EXERCISE DIRECTIONS: Find every line containing the word "Entrez" in the records below; report only how many there are.

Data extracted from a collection
^^^^^^^^^^^^^^^^
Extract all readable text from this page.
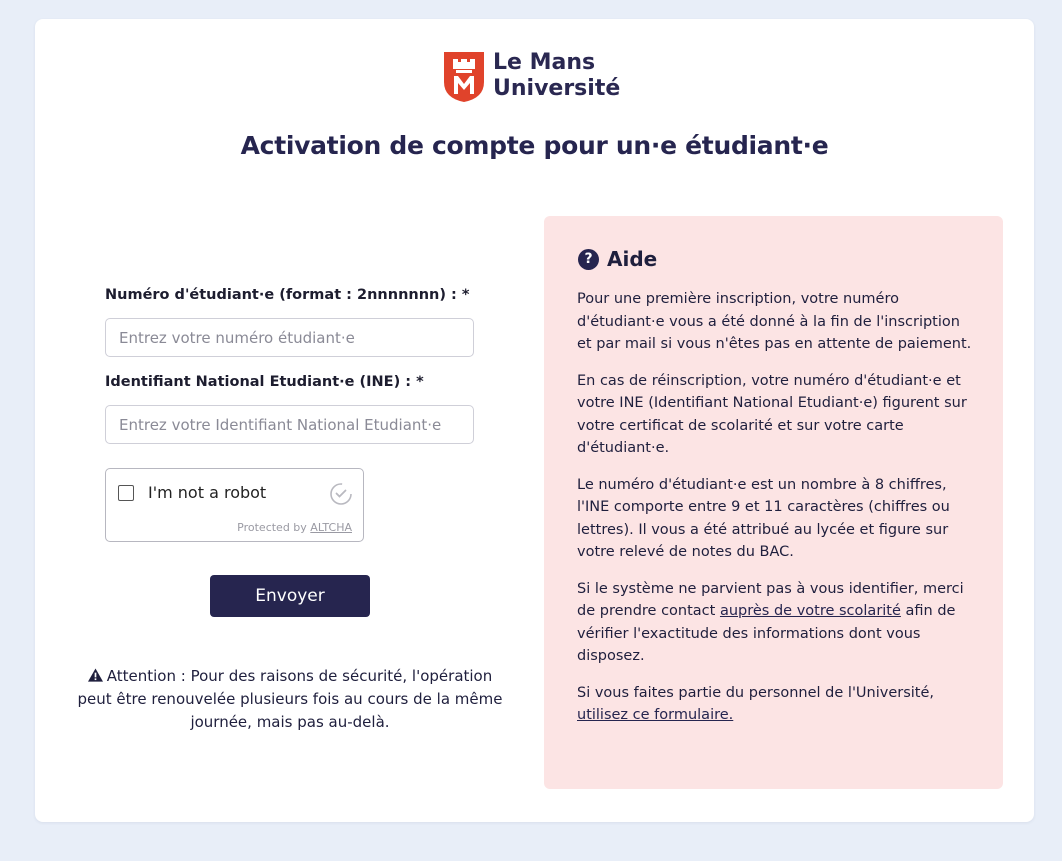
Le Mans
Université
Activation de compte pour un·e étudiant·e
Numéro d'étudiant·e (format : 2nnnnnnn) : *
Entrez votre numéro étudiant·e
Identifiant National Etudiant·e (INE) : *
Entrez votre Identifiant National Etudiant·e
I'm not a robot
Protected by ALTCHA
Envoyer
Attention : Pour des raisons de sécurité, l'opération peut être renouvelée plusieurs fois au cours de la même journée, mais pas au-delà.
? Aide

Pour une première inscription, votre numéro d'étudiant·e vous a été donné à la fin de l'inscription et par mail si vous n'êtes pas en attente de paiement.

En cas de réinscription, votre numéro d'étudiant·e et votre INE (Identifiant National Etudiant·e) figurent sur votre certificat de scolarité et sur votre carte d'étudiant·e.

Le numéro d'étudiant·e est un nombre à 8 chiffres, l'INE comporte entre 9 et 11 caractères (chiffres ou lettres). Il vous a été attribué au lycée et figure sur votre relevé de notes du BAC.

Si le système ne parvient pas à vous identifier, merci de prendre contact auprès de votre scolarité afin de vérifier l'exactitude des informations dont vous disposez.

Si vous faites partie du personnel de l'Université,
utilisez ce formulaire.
^^^^^^^^^^^^^^^^
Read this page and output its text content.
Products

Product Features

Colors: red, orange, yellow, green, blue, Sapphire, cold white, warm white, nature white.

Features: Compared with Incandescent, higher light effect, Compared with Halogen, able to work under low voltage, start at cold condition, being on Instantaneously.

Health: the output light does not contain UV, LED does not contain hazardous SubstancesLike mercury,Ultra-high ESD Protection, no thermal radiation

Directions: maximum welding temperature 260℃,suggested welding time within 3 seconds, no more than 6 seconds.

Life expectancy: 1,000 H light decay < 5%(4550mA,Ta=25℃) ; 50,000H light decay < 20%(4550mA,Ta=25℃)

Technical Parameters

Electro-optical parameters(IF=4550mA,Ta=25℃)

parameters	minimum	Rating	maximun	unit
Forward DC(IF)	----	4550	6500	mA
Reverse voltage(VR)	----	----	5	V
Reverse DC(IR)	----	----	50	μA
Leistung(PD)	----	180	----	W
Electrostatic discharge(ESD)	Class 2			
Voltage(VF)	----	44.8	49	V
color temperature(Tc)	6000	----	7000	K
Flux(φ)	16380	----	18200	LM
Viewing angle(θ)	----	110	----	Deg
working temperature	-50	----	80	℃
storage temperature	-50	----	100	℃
^^^^^^^^^^^^^^^^
FULL SOLUTION: 2